## Requirement
Beneath this sentence is a set of records; write each of them out exactly.

## Dataset records

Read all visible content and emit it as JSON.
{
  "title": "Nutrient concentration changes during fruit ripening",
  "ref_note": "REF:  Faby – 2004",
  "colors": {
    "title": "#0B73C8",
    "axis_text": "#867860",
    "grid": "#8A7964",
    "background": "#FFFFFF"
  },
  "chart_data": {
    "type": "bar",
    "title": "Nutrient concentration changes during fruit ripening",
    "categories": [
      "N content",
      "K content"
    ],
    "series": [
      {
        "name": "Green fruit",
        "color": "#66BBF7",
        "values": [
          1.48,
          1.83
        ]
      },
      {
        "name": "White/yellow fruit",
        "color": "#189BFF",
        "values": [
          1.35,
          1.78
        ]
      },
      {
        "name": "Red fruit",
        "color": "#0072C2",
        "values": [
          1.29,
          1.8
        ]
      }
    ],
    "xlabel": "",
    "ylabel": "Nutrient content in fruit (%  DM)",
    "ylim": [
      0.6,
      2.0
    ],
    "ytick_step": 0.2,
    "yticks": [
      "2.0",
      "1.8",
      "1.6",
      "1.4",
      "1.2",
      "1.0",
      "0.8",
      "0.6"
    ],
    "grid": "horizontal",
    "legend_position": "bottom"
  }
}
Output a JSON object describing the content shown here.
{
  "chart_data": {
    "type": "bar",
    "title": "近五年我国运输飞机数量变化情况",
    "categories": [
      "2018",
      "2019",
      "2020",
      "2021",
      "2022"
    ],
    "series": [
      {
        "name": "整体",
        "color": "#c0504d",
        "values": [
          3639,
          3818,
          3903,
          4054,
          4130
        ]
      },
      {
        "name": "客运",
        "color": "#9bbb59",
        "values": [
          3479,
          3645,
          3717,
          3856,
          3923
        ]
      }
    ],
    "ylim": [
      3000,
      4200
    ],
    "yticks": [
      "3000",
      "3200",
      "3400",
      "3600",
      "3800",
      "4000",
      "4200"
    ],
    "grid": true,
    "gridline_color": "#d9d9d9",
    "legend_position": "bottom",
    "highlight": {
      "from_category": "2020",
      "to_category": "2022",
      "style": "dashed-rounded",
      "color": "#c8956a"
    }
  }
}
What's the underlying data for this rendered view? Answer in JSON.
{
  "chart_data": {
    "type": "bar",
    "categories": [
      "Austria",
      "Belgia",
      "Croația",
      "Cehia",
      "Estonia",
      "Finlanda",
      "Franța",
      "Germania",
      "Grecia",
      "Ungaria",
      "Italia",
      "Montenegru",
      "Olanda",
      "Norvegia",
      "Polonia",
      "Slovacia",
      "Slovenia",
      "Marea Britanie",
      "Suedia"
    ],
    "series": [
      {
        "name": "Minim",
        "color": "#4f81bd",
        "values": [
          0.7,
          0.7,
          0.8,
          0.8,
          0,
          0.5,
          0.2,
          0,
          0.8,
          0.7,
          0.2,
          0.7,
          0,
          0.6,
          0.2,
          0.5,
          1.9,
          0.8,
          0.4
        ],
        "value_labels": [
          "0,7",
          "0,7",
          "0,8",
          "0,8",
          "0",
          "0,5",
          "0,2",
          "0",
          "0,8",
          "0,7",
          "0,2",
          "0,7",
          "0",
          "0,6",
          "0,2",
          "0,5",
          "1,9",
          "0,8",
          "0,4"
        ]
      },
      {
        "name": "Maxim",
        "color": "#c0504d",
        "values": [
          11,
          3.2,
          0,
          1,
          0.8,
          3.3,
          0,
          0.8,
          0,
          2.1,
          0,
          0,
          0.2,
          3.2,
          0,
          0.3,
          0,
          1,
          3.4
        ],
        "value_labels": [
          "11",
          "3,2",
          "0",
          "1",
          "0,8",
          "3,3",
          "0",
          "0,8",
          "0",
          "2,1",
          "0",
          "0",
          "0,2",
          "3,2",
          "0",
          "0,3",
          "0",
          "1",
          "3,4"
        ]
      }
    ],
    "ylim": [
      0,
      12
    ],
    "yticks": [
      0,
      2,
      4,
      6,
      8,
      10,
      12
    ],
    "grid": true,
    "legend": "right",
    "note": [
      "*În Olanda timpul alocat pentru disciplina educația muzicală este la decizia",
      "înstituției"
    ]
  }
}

## Right answer
Read all visible content and emit it as JSON.
{
  "title": "Nutrient concentration changes during fruit ripening",
  "ref_note": "REF:  Faby – 2004",
  "colors": {
    "title": "#0B73C8",
    "axis_text": "#867860",
    "grid": "#8A7964",
    "background": "#FFFFFF"
  },
  "chart_data": {
    "type": "bar",
    "title": "Nutrient concentration changes during fruit ripening",
    "categories": [
      "N content",
      "K content"
    ],
    "series": [
      {
        "name": "Green fruit",
        "color": "#66BBF7",
        "values": [
          1.48,
          1.83
        ]
      },
      {
        "name": "White/yellow fruit",
        "color": "#189BFF",
        "values": [
          1.35,
          1.78
        ]
      },
      {
        "name": "Red fruit",
        "color": "#0072C2",
        "values": [
          1.29,
          1.8
        ]
      }
    ],
    "xlabel": "",
    "ylabel": "Nutrient content in fruit (%  DM)",
    "ylim": [
      0.6,
      2.0
    ],
    "ytick_step": 0.2,
    "yticks": [
      "2.0",
      "1.8",
      "1.6",
      "1.4",
      "1.2",
      "1.0",
      "0.8",
      "0.6"
    ],
    "grid": "horizontal",
    "legend_position": "bottom"
  }
}
Output a JSON object describing the content shown here.
{
  "chart_data": {
    "type": "bar",
    "title": "近五年我国运输飞机数量变化情况",
    "categories": [
      "2018",
      "2019",
      "2020",
      "2021",
      "2022"
    ],
    "series": [
      {
        "name": "整体",
        "color": "#c0504d",
        "values": [
          3639,
          3818,
          3903,
          4054,
          4130
        ]
      },
      {
        "name": "客运",
        "color": "#9bbb59",
        "values": [
          3479,
          3645,
          3717,
          3856,
          3923
        ]
      }
    ],
    "ylim": [
      3000,
      4200
    ],
    "yticks": [
      "3000",
      "3200",
      "3400",
      "3600",
      "3800",
      "4000",
      "4200"
    ],
    "grid": true,
    "gridline_color": "#d9d9d9",
    "legend_position": "bottom",
    "highlight": {
      "from_category": "2020",
      "to_category": "2022",
      "style": "dashed-rounded",
      "color": "#c8956a"
    }
  }
}
What's the underlying data for this rendered view? Answer in JSON.
{
  "chart_data": {
    "type": "bar",
    "categories": [
      "Austria",
      "Belgia",
      "Croația",
      "Cehia",
      "Estonia",
      "Finlanda",
      "Franța",
      "Germania",
      "Grecia",
      "Ungaria",
      "Italia",
      "Montenegru",
      "Olanda",
      "Norvegia",
      "Polonia",
      "Slovacia",
      "Slovenia",
      "Marea Britanie",
      "Suedia"
    ],
    "series": [
      {
        "name": "Minim",
        "color": "#4f81bd",
        "values": [
          0.7,
          0.7,
          0.8,
          0.8,
          0,
          0.5,
          0.2,
          0,
          0.8,
          0.7,
          0.2,
          0.7,
          0,
          0.6,
          0.2,
          0.5,
          1.9,
          0.8,
          0.4
        ],
        "value_labels": [
          "0,7",
          "0,7",
          "0,8",
          "0,8",
          "0",
          "0,5",
          "0,2",
          "0",
          "0,8",
          "0,7",
          "0,2",
          "0,7",
          "0",
          "0,6",
          "0,2",
          "0,5",
          "1,9",
          "0,8",
          "0,4"
        ]
      },
      {
        "name": "Maxim",
        "color": "#c0504d",
        "values": [
          11,
          3.2,
          0,
          1,
          0.8,
          3.3,
          0,
          0.8,
          0,
          2.1,
          0,
          0,
          0.2,
          3.2,
          0,
          0.3,
          0,
          1,
          3.4
        ],
        "value_labels": [
          "11",
          "3,2",
          "0",
          "1",
          "0,8",
          "3,3",
          "0",
          "0,8",
          "0",
          "2,1",
          "0",
          "0",
          "0,2",
          "3,2",
          "0",
          "0,3",
          "0",
          "1",
          "3,4"
        ]
      }
    ],
    "ylim": [
      0,
      12
    ],
    "yticks": [
      0,
      2,
      4,
      6,
      8,
      10,
      12
    ],
    "grid": true,
    "legend": "right",
    "note": [
      "*În Olanda timpul alocat pentru disciplina educația muzicală este la decizia",
      "înstituției"
    ]
  }
}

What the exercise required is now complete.